- _EXERCISE OBJECTIVE_
Give the listing again in full, exactly as written.

- - - - -

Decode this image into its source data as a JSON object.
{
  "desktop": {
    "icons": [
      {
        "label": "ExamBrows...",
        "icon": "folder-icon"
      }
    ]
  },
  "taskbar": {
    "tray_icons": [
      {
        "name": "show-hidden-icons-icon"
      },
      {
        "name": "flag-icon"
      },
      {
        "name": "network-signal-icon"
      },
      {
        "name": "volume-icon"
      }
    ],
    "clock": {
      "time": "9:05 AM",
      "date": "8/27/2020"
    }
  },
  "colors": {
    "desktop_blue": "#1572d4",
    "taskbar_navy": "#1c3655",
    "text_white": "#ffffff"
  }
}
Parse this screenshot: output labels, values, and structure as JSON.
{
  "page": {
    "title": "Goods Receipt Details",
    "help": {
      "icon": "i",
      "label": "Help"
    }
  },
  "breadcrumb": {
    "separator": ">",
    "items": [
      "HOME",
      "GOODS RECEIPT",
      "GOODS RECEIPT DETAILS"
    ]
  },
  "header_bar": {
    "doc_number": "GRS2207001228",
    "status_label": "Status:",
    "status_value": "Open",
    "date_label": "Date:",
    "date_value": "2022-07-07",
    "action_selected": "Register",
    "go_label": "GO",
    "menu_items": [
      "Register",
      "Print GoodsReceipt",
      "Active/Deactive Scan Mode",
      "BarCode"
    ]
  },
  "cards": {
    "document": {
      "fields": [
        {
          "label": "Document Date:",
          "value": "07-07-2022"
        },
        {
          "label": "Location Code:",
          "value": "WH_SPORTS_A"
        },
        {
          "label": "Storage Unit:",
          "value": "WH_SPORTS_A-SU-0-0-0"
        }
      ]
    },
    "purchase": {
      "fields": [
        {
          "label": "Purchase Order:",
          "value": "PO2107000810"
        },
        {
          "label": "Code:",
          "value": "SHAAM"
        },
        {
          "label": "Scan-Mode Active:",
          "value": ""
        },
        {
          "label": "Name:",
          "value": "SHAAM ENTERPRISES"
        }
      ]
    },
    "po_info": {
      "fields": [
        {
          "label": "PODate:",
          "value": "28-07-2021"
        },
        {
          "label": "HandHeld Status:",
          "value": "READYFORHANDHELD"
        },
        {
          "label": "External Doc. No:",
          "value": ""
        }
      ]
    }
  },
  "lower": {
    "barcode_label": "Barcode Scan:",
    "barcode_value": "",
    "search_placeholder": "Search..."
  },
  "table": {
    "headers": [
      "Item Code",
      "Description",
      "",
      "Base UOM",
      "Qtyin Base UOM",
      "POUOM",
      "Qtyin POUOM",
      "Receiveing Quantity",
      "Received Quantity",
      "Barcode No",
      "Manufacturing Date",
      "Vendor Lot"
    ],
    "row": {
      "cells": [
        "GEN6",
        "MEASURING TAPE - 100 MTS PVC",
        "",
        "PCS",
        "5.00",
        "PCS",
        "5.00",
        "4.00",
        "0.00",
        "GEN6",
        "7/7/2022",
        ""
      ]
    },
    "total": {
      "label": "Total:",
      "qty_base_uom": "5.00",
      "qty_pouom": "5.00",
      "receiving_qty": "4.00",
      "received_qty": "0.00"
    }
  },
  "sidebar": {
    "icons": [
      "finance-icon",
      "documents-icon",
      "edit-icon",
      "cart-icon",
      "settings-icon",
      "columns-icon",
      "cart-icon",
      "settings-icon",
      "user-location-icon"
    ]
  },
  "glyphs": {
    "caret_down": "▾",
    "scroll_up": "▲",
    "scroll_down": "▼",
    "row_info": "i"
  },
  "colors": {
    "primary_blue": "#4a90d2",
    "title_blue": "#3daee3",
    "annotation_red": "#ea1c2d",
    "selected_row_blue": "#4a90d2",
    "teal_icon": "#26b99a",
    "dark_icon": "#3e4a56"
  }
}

- - - - -

- _THE OUTPUT_
Decode this image into its source data as a JSON object.
{
  "desktop": {
    "icons": [
      {
        "label": "ExamBrows...",
        "icon": "folder-icon"
      }
    ]
  },
  "taskbar": {
    "tray_icons": [
      {
        "name": "show-hidden-icons-icon"
      },
      {
        "name": "flag-icon"
      },
      {
        "name": "network-signal-icon"
      },
      {
        "name": "volume-icon"
      }
    ],
    "clock": {
      "time": "9:05 AM",
      "date": "8/27/2020"
    }
  },
  "colors": {
    "desktop_blue": "#1572d4",
    "taskbar_navy": "#1c3655",
    "text_white": "#ffffff"
  }
}
Parse this screenshot: output labels, values, and structure as JSON.
{
  "page": {
    "title": "Goods Receipt Details",
    "help": {
      "icon": "i",
      "label": "Help"
    }
  },
  "breadcrumb": {
    "separator": ">",
    "items": [
      "HOME",
      "GOODS RECEIPT",
      "GOODS RECEIPT DETAILS"
    ]
  },
  "header_bar": {
    "doc_number": "GRS2207001228",
    "status_label": "Status:",
    "status_value": "Open",
    "date_label": "Date:",
    "date_value": "2022-07-07",
    "action_selected": "Register",
    "go_label": "GO",
    "menu_items": [
      "Register",
      "Print GoodsReceipt",
      "Active/Deactive Scan Mode",
      "BarCode"
    ]
  },
  "cards": {
    "document": {
      "fields": [
        {
          "label": "Document Date:",
          "value": "07-07-2022"
        },
        {
          "label": "Location Code:",
          "value": "WH_SPORTS_A"
        },
        {
          "label": "Storage Unit:",
          "value": "WH_SPORTS_A-SU-0-0-0"
        }
      ]
    },
    "purchase": {
      "fields": [
        {
          "label": "Purchase Order:",
          "value": "PO2107000810"
        },
        {
          "label": "Code:",
          "value": "SHAAM"
        },
        {
          "label": "Scan-Mode Active:",
          "value": ""
        },
        {
          "label": "Name:",
          "value": "SHAAM ENTERPRISES"
        }
      ]
    },
    "po_info": {
      "fields": [
        {
          "label": "PODate:",
          "value": "28-07-2021"
        },
        {
          "label": "HandHeld Status:",
          "value": "READYFORHANDHELD"
        },
        {
          "label": "External Doc. No:",
          "value": ""
        }
      ]
    }
  },
  "lower": {
    "barcode_label": "Barcode Scan:",
    "barcode_value": "",
    "search_placeholder": "Search..."
  },
  "table": {
    "headers": [
      "Item Code",
      "Description",
      "",
      "Base UOM",
      "Qtyin Base UOM",
      "POUOM",
      "Qtyin POUOM",
      "Receiveing Quantity",
      "Received Quantity",
      "Barcode No",
      "Manufacturing Date",
      "Vendor Lot"
    ],
    "row": {
      "cells": [
        "GEN6",
        "MEASURING TAPE - 100 MTS PVC",
        "",
        "PCS",
        "5.00",
        "PCS",
        "5.00",
        "4.00",
        "0.00",
        "GEN6",
        "7/7/2022",
        ""
      ]
    },
    "total": {
      "label": "Total:",
      "qty_base_uom": "5.00",
      "qty_pouom": "5.00",
      "receiving_qty": "4.00",
      "received_qty": "0.00"
    }
  },
  "sidebar": {
    "icons": [
      "finance-icon",
      "documents-icon",
      "edit-icon",
      "cart-icon",
      "settings-icon",
      "columns-icon",
      "cart-icon",
      "settings-icon",
      "user-location-icon"
    ]
  },
  "glyphs": {
    "caret_down": "▾",
    "scroll_up": "▲",
    "scroll_down": "▼",
    "row_info": "i"
  },
  "colors": {
    "primary_blue": "#4a90d2",
    "title_blue": "#3daee3",
    "annotation_red": "#ea1c2d",
    "selected_row_blue": "#4a90d2",
    "teal_icon": "#26b99a",
    "dark_icon": "#3e4a56"
  }
}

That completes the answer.